**SUPPLIED INFORMATION**.
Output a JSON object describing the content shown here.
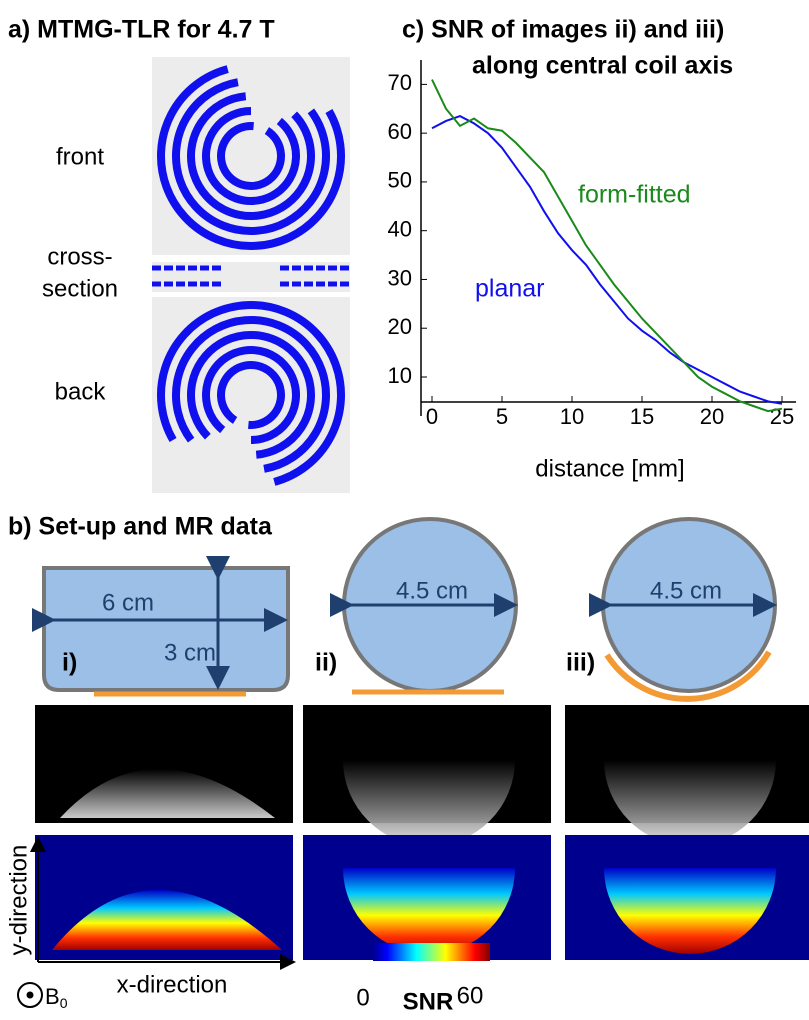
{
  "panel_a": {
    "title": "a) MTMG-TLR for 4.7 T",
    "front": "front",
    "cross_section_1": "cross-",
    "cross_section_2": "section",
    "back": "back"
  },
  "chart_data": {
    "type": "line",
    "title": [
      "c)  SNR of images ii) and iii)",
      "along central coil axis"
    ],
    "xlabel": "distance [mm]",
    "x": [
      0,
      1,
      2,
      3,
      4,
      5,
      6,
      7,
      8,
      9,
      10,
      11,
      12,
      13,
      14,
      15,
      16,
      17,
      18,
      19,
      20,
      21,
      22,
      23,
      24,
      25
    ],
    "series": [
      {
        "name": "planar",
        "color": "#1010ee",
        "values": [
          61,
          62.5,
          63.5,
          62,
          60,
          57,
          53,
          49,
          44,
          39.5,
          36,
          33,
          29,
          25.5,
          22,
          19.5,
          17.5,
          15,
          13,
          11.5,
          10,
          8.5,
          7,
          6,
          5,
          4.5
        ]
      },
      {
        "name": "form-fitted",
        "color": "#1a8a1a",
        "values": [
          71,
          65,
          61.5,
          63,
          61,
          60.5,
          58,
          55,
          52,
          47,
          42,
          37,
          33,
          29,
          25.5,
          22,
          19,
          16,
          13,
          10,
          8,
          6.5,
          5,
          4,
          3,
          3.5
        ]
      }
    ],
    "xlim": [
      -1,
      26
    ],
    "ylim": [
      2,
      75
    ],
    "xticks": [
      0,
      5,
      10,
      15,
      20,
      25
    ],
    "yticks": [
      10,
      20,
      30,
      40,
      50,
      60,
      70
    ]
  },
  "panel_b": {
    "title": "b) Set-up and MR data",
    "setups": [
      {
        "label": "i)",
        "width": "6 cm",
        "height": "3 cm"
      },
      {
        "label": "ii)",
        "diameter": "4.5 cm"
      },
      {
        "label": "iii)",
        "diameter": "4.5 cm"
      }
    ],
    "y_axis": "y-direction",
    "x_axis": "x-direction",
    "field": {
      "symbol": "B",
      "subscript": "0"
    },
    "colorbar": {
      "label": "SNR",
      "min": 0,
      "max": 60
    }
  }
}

**WHAT THE TASK REQUIRES**. Using the listing above, show every line that includes the string "direction".

**WRITTEN SOLUTION**.
    "y_axis": "y-direction",
    "x_axis": "x-direction",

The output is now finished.